---- KUTIPAN DOKUMEN

EMPAT SIFAT PEMICU DOSA

“Setiap anak cucu Adam itu banyak berbuat dosa dan kesalahan, tetapi sebaik-sebaik orang yang banyak berbuat kesalahan adalah orang yang banyak bertobat.’’

Demikian pesan Rasulullah SAW yang diriwayatkan oleh Tirmidzi dan Ibnu Majah. Ia menjelaskan bahwa setiap pribadi dari kita pasti tak bisa lepas dari dosa dan kesalahan dalam kehidupan, baik lahir atau batin. Dan, kita dianjurkan sesegera mungkin memohon ampun dan bertobat kepada Allah SWT.

Tobat hukumnya wajib bagi kita saat melakukan dosa dan kesalahan, begitu pula hal-hal yang berkaitan dengan tobat berupa pengetahuan tentang dosa dan pemicunya juga ikut menjadi wajib, karena bisa saja kita tergelincir kembali lantaran kurangnya pengetahuan tentang dosa.

Dosa adalah suatu balasan dari setiap perkara yang menyimpang dari aturan dan perintah Allah SWT. Ia ada yang kecil dan ada pula yang besar. Dosa kecil dapat menjadi besar apabila kita kerjakan terus menerus, sedangkan dosa besar akan terputus apabila kita memohon ampun dan bertobat kepada Allah SWT.

--------
---- DATA YANG DITAMPILKAN

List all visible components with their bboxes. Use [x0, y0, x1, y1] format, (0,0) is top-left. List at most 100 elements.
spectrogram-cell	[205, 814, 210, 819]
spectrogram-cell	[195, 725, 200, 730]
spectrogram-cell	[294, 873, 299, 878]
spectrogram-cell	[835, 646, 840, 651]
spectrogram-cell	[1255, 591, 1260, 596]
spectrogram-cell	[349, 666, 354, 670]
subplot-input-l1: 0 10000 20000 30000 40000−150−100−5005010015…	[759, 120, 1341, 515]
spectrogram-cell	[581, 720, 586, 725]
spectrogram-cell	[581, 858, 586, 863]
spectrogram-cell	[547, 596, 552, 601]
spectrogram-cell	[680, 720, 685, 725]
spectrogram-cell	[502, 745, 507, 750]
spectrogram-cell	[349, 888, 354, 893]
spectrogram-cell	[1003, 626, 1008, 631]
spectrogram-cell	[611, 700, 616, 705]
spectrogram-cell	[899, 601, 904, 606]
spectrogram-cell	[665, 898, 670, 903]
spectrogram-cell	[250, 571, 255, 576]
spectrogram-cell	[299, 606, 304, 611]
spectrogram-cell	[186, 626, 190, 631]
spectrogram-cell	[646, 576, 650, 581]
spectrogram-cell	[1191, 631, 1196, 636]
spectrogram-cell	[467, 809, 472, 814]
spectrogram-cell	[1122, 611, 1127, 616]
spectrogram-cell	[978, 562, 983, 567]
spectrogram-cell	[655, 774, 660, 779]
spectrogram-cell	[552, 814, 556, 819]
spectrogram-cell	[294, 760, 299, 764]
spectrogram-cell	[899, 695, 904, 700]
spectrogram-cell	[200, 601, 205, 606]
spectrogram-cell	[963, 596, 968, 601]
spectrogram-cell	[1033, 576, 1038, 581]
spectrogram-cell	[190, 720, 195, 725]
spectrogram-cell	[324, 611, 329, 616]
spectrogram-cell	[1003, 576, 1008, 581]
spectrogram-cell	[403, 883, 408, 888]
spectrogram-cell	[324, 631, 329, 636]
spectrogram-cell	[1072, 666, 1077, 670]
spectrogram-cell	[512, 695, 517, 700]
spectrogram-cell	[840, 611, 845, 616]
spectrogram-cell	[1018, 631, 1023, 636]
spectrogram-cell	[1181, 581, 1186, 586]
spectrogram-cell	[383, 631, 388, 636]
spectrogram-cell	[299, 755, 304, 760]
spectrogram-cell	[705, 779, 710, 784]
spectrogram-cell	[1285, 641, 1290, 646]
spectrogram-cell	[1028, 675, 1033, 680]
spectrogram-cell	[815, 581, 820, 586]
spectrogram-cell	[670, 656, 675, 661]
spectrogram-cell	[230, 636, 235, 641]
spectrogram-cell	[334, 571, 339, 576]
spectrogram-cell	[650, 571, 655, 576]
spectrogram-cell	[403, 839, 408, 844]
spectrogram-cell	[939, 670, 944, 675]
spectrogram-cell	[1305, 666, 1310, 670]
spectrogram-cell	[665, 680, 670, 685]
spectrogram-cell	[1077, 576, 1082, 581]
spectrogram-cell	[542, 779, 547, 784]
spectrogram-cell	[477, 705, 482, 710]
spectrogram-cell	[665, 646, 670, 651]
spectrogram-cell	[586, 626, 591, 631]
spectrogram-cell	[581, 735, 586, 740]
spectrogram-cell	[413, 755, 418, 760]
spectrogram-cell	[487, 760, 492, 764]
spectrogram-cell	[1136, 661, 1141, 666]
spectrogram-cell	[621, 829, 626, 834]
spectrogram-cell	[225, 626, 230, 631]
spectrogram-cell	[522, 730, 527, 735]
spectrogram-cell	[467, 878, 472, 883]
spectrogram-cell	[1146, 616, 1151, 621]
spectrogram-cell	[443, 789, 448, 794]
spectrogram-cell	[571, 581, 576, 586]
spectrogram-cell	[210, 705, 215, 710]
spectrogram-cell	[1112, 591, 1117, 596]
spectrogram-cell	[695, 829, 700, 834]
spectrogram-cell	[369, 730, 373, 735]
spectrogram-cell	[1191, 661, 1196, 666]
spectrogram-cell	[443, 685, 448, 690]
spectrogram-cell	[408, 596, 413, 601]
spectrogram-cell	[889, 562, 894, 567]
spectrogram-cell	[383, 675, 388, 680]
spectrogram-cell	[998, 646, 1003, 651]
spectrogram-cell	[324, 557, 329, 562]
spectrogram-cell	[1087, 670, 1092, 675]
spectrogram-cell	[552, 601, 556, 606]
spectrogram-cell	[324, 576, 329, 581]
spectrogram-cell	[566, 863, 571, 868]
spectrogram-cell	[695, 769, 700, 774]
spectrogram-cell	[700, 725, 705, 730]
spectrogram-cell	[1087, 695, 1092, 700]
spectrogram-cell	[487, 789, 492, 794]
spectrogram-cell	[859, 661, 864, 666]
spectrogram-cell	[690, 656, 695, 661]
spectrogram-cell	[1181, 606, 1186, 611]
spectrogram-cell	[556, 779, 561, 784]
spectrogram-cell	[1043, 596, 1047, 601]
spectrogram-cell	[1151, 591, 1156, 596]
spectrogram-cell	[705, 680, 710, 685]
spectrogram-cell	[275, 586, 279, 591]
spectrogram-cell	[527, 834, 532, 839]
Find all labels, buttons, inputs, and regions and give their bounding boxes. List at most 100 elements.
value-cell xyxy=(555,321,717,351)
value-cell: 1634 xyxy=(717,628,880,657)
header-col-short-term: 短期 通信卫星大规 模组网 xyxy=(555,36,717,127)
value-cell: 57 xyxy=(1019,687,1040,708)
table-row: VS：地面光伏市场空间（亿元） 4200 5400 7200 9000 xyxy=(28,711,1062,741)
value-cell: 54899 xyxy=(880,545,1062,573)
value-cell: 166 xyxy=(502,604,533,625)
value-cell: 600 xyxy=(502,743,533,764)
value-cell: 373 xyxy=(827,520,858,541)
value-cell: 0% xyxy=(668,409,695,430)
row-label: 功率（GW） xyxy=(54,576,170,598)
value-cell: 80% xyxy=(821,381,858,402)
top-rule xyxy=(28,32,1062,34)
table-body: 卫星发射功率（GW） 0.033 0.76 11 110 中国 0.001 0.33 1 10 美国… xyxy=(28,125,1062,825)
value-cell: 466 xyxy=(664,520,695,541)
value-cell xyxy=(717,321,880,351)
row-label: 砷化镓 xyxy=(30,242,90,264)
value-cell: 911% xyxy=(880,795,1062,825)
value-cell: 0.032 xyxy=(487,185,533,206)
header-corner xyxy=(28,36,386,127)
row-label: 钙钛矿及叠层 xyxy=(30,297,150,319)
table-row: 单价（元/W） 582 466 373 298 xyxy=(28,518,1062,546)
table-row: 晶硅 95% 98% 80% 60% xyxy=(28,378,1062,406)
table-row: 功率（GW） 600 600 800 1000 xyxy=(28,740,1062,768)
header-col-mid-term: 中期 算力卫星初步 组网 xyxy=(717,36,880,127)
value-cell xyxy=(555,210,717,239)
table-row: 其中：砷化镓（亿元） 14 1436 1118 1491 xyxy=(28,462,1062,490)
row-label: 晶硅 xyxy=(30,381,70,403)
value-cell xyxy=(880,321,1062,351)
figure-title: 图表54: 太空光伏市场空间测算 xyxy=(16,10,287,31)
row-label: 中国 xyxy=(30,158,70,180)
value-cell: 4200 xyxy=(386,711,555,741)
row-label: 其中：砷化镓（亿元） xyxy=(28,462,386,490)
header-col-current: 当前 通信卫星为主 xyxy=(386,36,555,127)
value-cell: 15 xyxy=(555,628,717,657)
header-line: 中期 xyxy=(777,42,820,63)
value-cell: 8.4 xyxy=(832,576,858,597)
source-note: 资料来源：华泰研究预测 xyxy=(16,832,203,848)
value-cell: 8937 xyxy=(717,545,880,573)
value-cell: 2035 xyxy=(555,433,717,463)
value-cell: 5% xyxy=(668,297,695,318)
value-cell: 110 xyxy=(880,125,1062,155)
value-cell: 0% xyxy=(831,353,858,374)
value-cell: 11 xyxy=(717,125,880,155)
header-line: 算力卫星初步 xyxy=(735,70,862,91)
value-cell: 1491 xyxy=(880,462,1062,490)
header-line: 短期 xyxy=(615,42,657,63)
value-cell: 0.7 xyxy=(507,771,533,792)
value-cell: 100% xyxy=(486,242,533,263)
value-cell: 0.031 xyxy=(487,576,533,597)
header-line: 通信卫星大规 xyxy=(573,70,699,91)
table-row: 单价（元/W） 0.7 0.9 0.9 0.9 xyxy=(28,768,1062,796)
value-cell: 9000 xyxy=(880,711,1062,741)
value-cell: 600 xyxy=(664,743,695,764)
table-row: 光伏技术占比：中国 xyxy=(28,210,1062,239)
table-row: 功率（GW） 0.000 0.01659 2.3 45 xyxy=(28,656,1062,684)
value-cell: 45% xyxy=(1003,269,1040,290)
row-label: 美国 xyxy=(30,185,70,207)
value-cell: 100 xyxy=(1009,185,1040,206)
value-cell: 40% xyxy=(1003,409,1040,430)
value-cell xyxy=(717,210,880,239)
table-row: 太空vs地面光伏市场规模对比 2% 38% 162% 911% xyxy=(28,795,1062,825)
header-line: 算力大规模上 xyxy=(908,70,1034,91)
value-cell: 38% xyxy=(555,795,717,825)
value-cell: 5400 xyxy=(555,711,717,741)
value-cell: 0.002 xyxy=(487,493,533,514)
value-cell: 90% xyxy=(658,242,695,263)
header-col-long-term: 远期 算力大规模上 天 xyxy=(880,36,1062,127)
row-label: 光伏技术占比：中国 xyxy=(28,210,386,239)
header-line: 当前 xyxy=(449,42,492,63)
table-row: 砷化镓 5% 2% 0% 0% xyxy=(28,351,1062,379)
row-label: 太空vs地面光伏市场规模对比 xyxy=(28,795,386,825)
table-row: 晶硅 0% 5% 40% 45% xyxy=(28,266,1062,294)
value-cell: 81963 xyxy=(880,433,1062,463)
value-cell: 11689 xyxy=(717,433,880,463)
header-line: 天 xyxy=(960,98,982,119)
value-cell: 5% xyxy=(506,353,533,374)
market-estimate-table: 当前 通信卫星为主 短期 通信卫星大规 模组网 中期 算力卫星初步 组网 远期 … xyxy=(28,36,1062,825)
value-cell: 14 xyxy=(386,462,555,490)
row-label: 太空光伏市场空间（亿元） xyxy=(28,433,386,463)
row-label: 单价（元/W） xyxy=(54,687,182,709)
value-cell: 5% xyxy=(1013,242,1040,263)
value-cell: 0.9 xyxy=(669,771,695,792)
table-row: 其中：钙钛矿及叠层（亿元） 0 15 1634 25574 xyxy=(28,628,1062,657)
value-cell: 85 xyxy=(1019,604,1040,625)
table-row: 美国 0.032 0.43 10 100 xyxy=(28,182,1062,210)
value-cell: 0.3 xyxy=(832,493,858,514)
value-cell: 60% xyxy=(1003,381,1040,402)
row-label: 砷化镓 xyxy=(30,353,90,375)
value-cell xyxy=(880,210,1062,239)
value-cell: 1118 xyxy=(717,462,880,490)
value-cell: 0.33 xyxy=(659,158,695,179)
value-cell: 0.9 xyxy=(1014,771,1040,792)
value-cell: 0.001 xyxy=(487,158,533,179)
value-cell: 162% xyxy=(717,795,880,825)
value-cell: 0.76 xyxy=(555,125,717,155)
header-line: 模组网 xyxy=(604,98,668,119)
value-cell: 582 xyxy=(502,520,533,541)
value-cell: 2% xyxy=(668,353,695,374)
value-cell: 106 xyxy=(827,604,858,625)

--------

## SOAL A
Jawablah pertanyaan berikut berdasarkan kutipan dokumen di atas.
(i) Siapa yang meriwayatkan pesan Rasulullah SAW tentang orang yang banyak bertobat?
(ii) Apa hukum tobat bagi kita saat melakukan dosa dan kesalahan?
(iii) Kapan dosa kecil dapat menjadi besar?
## SOAL B
Terjemahkan kalimat dari kutipan dokumen ini ke dalam bahasa Inggris: "Dosa adalah suatu balasan dari setiap perkara yang menyimpang dari aturan dan perintah Allah SWT."
## SOAL C
Menurut kutipan dokumen, mengapa pengetahuan tentang dosa dan pemicunya juga menjadi wajib?

## JAWABAN SOAL A
(i) Tirmidzi dan Ibnu Majah.
(ii) Wajib.
(iii) Apabila dikerjakan terus menerus.

## JAWABAN SOAL B
Sin is a recompense for every matter that deviates from the rules and commands of Allah SWT.

## JAWABAN SOAL C
Pengetahuan itu ikut menjadi wajib karena berkaitan dengan tobat. Tanpa pengetahuan yang cukup tentang dosa, kita bisa saja tergelincir kembali.